**** INPUT

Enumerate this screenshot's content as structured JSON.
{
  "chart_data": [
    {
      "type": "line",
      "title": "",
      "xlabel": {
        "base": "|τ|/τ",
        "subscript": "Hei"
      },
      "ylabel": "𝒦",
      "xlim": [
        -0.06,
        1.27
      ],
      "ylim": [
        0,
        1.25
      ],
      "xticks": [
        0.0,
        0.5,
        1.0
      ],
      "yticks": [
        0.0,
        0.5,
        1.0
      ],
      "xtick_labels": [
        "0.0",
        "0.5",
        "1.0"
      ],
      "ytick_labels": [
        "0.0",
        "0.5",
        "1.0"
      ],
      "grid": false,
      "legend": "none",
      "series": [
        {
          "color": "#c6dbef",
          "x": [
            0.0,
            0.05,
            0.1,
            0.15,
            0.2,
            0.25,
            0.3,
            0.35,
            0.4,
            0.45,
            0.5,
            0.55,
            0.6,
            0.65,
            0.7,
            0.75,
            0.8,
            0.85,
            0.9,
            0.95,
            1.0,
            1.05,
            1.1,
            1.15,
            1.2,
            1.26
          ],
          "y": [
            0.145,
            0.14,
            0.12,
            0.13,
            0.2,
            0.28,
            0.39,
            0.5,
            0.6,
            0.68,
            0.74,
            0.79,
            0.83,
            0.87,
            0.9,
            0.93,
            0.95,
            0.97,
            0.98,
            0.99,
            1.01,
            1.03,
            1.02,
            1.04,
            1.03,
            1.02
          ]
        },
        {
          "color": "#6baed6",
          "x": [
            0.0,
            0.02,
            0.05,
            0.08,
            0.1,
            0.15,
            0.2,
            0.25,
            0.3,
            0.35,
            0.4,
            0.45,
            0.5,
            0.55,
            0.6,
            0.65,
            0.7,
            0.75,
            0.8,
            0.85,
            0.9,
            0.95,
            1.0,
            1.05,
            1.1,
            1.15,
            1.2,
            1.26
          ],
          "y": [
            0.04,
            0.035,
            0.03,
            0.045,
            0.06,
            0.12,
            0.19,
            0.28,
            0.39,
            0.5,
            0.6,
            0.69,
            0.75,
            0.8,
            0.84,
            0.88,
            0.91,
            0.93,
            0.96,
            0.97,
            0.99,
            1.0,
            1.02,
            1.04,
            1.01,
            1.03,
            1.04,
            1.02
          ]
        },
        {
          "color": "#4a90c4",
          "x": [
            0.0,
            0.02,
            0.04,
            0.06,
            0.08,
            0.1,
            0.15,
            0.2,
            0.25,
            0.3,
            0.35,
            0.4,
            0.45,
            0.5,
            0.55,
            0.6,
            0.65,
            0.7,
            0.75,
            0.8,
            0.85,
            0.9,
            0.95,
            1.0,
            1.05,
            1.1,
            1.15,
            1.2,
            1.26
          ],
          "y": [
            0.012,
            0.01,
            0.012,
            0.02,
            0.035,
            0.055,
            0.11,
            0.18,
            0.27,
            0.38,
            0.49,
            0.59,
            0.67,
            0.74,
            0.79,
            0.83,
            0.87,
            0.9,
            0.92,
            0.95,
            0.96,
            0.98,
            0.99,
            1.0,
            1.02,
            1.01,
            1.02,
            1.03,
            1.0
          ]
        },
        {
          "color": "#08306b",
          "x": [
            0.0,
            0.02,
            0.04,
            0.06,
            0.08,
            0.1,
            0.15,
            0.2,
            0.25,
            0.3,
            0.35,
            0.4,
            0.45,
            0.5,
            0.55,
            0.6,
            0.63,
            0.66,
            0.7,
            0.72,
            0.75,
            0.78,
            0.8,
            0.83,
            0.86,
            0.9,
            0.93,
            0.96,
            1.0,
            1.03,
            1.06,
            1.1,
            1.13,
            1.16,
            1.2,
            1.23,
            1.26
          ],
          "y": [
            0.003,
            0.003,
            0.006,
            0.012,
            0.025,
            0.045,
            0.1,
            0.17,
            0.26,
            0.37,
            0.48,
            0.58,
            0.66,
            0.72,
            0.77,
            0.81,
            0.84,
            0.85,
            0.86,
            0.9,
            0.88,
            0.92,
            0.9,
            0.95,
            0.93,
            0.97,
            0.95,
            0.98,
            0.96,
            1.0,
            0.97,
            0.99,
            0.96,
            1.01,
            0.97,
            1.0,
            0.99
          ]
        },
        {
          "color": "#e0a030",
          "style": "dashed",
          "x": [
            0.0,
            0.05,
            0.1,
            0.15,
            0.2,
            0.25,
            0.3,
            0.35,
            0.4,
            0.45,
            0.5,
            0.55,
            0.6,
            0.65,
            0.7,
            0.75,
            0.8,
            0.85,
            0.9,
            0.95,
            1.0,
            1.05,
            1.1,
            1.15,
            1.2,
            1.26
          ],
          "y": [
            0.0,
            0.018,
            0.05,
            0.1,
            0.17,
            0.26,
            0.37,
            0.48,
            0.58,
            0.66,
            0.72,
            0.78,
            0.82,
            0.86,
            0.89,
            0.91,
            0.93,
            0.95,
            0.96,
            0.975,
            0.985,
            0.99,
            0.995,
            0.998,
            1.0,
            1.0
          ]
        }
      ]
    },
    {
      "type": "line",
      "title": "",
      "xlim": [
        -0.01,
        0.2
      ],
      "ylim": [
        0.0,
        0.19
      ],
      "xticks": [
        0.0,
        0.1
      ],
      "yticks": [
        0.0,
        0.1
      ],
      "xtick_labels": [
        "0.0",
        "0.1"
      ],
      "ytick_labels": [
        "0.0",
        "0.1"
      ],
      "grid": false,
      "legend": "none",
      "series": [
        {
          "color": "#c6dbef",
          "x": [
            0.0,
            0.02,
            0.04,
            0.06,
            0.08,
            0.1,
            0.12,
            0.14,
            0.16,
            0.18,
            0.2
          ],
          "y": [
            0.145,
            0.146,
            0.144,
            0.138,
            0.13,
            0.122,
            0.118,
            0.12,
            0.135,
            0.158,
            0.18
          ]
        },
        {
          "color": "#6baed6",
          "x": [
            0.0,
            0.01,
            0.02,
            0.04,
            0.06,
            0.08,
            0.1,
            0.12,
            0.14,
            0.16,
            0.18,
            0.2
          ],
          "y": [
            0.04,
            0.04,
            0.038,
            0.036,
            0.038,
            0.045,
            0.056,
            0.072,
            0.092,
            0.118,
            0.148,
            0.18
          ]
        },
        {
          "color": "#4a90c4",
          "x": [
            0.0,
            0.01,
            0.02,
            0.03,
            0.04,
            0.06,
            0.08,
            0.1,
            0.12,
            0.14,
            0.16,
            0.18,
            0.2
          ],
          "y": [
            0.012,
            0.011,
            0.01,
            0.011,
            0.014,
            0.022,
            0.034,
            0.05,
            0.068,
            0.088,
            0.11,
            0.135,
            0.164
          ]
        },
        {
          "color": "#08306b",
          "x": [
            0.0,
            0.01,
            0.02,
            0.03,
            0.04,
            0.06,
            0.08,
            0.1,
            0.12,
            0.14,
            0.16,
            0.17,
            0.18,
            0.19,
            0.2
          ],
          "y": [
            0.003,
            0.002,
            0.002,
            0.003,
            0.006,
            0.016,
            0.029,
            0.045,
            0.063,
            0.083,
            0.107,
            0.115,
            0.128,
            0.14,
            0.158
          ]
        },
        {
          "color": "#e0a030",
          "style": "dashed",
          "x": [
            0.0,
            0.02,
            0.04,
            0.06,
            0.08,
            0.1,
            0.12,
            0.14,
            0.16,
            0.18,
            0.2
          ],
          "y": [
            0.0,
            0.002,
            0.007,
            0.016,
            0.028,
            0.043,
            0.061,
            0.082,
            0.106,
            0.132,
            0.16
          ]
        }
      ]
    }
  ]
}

********

# CHALLENGE
Your task is to output all of the data above word for word.

# RESPONSE TO THIS TASK
Enumerate this screenshot's content as structured JSON.
{
  "chart_data": [
    {
      "type": "line",
      "title": "",
      "xlabel": {
        "base": "|τ|/τ",
        "subscript": "Hei"
      },
      "ylabel": "𝒦",
      "xlim": [
        -0.06,
        1.27
      ],
      "ylim": [
        0,
        1.25
      ],
      "xticks": [
        0.0,
        0.5,
        1.0
      ],
      "yticks": [
        0.0,
        0.5,
        1.0
      ],
      "xtick_labels": [
        "0.0",
        "0.5",
        "1.0"
      ],
      "ytick_labels": [
        "0.0",
        "0.5",
        "1.0"
      ],
      "grid": false,
      "legend": "none",
      "series": [
        {
          "color": "#c6dbef",
          "x": [
            0.0,
            0.05,
            0.1,
            0.15,
            0.2,
            0.25,
            0.3,
            0.35,
            0.4,
            0.45,
            0.5,
            0.55,
            0.6,
            0.65,
            0.7,
            0.75,
            0.8,
            0.85,
            0.9,
            0.95,
            1.0,
            1.05,
            1.1,
            1.15,
            1.2,
            1.26
          ],
          "y": [
            0.145,
            0.14,
            0.12,
            0.13,
            0.2,
            0.28,
            0.39,
            0.5,
            0.6,
            0.68,
            0.74,
            0.79,
            0.83,
            0.87,
            0.9,
            0.93,
            0.95,
            0.97,
            0.98,
            0.99,
            1.01,
            1.03,
            1.02,
            1.04,
            1.03,
            1.02
          ]
        },
        {
          "color": "#6baed6",
          "x": [
            0.0,
            0.02,
            0.05,
            0.08,
            0.1,
            0.15,
            0.2,
            0.25,
            0.3,
            0.35,
            0.4,
            0.45,
            0.5,
            0.55,
            0.6,
            0.65,
            0.7,
            0.75,
            0.8,
            0.85,
            0.9,
            0.95,
            1.0,
            1.05,
            1.1,
            1.15,
            1.2,
            1.26
          ],
          "y": [
            0.04,
            0.035,
            0.03,
            0.045,
            0.06,
            0.12,
            0.19,
            0.28,
            0.39,
            0.5,
            0.6,
            0.69,
            0.75,
            0.8,
            0.84,
            0.88,
            0.91,
            0.93,
            0.96,
            0.97,
            0.99,
            1.0,
            1.02,
            1.04,
            1.01,
            1.03,
            1.04,
            1.02
          ]
        },
        {
          "color": "#4a90c4",
          "x": [
            0.0,
            0.02,
            0.04,
            0.06,
            0.08,
            0.1,
            0.15,
            0.2,
            0.25,
            0.3,
            0.35,
            0.4,
            0.45,
            0.5,
            0.55,
            0.6,
            0.65,
            0.7,
            0.75,
            0.8,
            0.85,
            0.9,
            0.95,
            1.0,
            1.05,
            1.1,
            1.15,
            1.2,
            1.26
          ],
          "y": [
            0.012,
            0.01,
            0.012,
            0.02,
            0.035,
            0.055,
            0.11,
            0.18,
            0.27,
            0.38,
            0.49,
            0.59,
            0.67,
            0.74,
            0.79,
            0.83,
            0.87,
            0.9,
            0.92,
            0.95,
            0.96,
            0.98,
            0.99,
            1.0,
            1.02,
            1.01,
            1.02,
            1.03,
            1.0
          ]
        },
        {
          "color": "#08306b",
          "x": [
            0.0,
            0.02,
            0.04,
            0.06,
            0.08,
            0.1,
            0.15,
            0.2,
            0.25,
            0.3,
            0.35,
            0.4,
            0.45,
            0.5,
            0.55,
            0.6,
            0.63,
            0.66,
            0.7,
            0.72,
            0.75,
            0.78,
            0.8,
            0.83,
            0.86,
            0.9,
            0.93,
            0.96,
            1.0,
            1.03,
            1.06,
            1.1,
            1.13,
            1.16,
            1.2,
            1.23,
            1.26
          ],
          "y": [
            0.003,
            0.003,
            0.006,
            0.012,
            0.025,
            0.045,
            0.1,
            0.17,
            0.26,
            0.37,
            0.48,
            0.58,
            0.66,
            0.72,
            0.77,
            0.81,
            0.84,
            0.85,
            0.86,
            0.9,
            0.88,
            0.92,
            0.9,
            0.95,
            0.93,
            0.97,
            0.95,
            0.98,
            0.96,
            1.0,
            0.97,
            0.99,
            0.96,
            1.01,
            0.97,
            1.0,
            0.99
          ]
        },
        {
          "color": "#e0a030",
          "style": "dashed",
          "x": [
            0.0,
            0.05,
            0.1,
            0.15,
            0.2,
            0.25,
            0.3,
            0.35,
            0.4,
            0.45,
            0.5,
            0.55,
            0.6,
            0.65,
            0.7,
            0.75,
            0.8,
            0.85,
            0.9,
            0.95,
            1.0,
            1.05,
            1.1,
            1.15,
            1.2,
            1.26
          ],
          "y": [
            0.0,
            0.018,
            0.05,
            0.1,
            0.17,
            0.26,
            0.37,
            0.48,
            0.58,
            0.66,
            0.72,
            0.78,
            0.82,
            0.86,
            0.89,
            0.91,
            0.93,
            0.95,
            0.96,
            0.975,
            0.985,
            0.99,
            0.995,
            0.998,
            1.0,
            1.0
          ]
        }
      ]
    },
    {
      "type": "line",
      "title": "",
      "xlim": [
        -0.01,
        0.2
      ],
      "ylim": [
        0.0,
        0.19
      ],
      "xticks": [
        0.0,
        0.1
      ],
      "yticks": [
        0.0,
        0.1
      ],
      "xtick_labels": [
        "0.0",
        "0.1"
      ],
      "ytick_labels": [
        "0.0",
        "0.1"
      ],
      "grid": false,
      "legend": "none",
      "series": [
        {
          "color": "#c6dbef",
          "x": [
            0.0,
            0.02,
            0.04,
            0.06,
            0.08,
            0.1,
            0.12,
            0.14,
            0.16,
            0.18,
            0.2
          ],
          "y": [
            0.145,
            0.146,
            0.144,
            0.138,
            0.13,
            0.122,
            0.118,
            0.12,
            0.135,
            0.158,
            0.18
          ]
        },
        {
          "color": "#6baed6",
          "x": [
            0.0,
            0.01,
            0.02,
            0.04,
            0.06,
            0.08,
            0.1,
            0.12,
            0.14,
            0.16,
            0.18,
            0.2
          ],
          "y": [
            0.04,
            0.04,
            0.038,
            0.036,
            0.038,
            0.045,
            0.056,
            0.072,
            0.092,
            0.118,
            0.148,
            0.18
          ]
        },
        {
          "color": "#4a90c4",
          "x": [
            0.0,
            0.01,
            0.02,
            0.03,
            0.04,
            0.06,
            0.08,
            0.1,
            0.12,
            0.14,
            0.16,
            0.18,
            0.2
          ],
          "y": [
            0.012,
            0.011,
            0.01,
            0.011,
            0.014,
            0.022,
            0.034,
            0.05,
            0.068,
            0.088,
            0.11,
            0.135,
            0.164
          ]
        },
        {
          "color": "#08306b",
          "x": [
            0.0,
            0.01,
            0.02,
            0.03,
            0.04,
            0.06,
            0.08,
            0.1,
            0.12,
            0.14,
            0.16,
            0.17,
            0.18,
            0.19,
            0.2
          ],
          "y": [
            0.003,
            0.002,
            0.002,
            0.003,
            0.006,
            0.016,
            0.029,
            0.045,
            0.063,
            0.083,
            0.107,
            0.115,
            0.128,
            0.14,
            0.158
          ]
        },
        {
          "color": "#e0a030",
          "style": "dashed",
          "x": [
            0.0,
            0.02,
            0.04,
            0.06,
            0.08,
            0.1,
            0.12,
            0.14,
            0.16,
            0.18,
            0.2
          ],
          "y": [
            0.0,
            0.002,
            0.007,
            0.016,
            0.028,
            0.043,
            0.061,
            0.082,
            0.106,
            0.132,
            0.16
          ]
        }
      ]
    }
  ]
}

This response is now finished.